Reproduce the entries word for word, and omit any picture you find in them.

- - - -

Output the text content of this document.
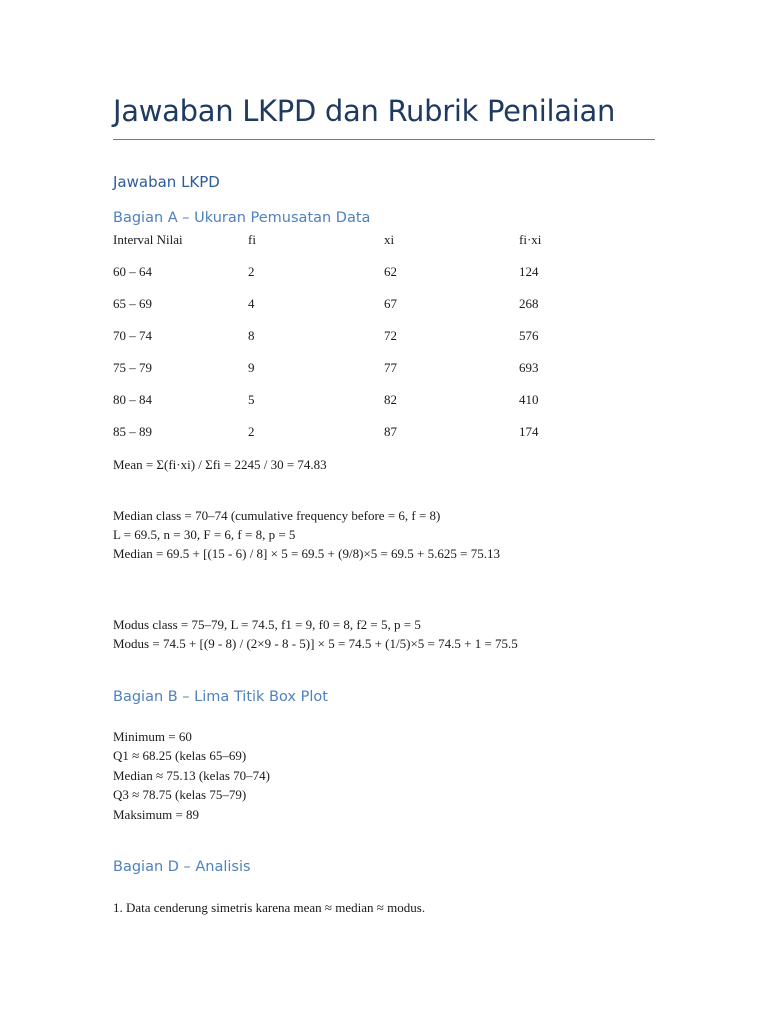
Jawaban LKPD dan Rubrik Penilaian
Jawaban LKPD
Bagian A – Ukuran Pemusatan Data
Interval Nilai	fi	xi	fi·xi
60 – 64	2	62	124
65 – 69	4	67	268
70 – 74	8	72	576
75 – 79	9	77	693
80 – 84	5	82	410
85 – 89	2	87	174

Mean = Σ(fi·xi) / Σfi = 2245 / 30 = 74.83

Median class = 70–74 (cumulative frequency before = 6, f = 8)

L = 69.5, n = 30, F = 6, f = 8, p = 5

Median = 69.5 + [(15 - 6) / 8] × 5 = 69.5 + (9/8)×5 = 69.5 + 5.625 = 75.13

Modus class = 75–79, L = 74.5, f1 = 9, f0 = 8, f2 = 5, p = 5

Modus = 74.5 + [(9 - 8) / (2×9 - 8 - 5)] × 5 = 74.5 + (1/5)×5 = 74.5 + 1 = 75.5

Bagian B – Lima Titik Box Plot

Minimum = 60

Q1 ≈ 68.25 (kelas 65–69)

Median ≈ 75.13 (kelas 70–74)

Q3 ≈ 78.75 (kelas 75–79)

Maksimum = 89

Bagian D – Analisis

1. Data cenderung simetris karena mean ≈ median ≈ modus.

- - - -

■ Finished exercise:
Output the text content of this document.
Jawaban LKPD dan Rubrik Penilaian
Jawaban LKPD
Bagian A – Ukuran Pemusatan Data
Interval Nilai	fi	xi	fi·xi
60 – 64	2	62	124
65 – 69	4	67	268
70 – 74	8	72	576
75 – 79	9	77	693
80 – 84	5	82	410
85 – 89	2	87	174

Mean = Σ(fi·xi) / Σfi = 2245 / 30 = 74.83

Median class = 70–74 (cumulative frequency before = 6, f = 8)

L = 69.5, n = 30, F = 6, f = 8, p = 5

Median = 69.5 + [(15 - 6) / 8] × 5 = 69.5 + (9/8)×5 = 69.5 + 5.625 = 75.13

Modus class = 75–79, L = 74.5, f1 = 9, f0 = 8, f2 = 5, p = 5

Modus = 74.5 + [(9 - 8) / (2×9 - 8 - 5)] × 5 = 74.5 + (1/5)×5 = 74.5 + 1 = 75.5

Bagian B – Lima Titik Box Plot

Minimum = 60

Q1 ≈ 68.25 (kelas 65–69)

Median ≈ 75.13 (kelas 70–74)

Q3 ≈ 78.75 (kelas 75–79)

Maksimum = 89

Bagian D – Analisis

1. Data cenderung simetris karena mean ≈ median ≈ modus.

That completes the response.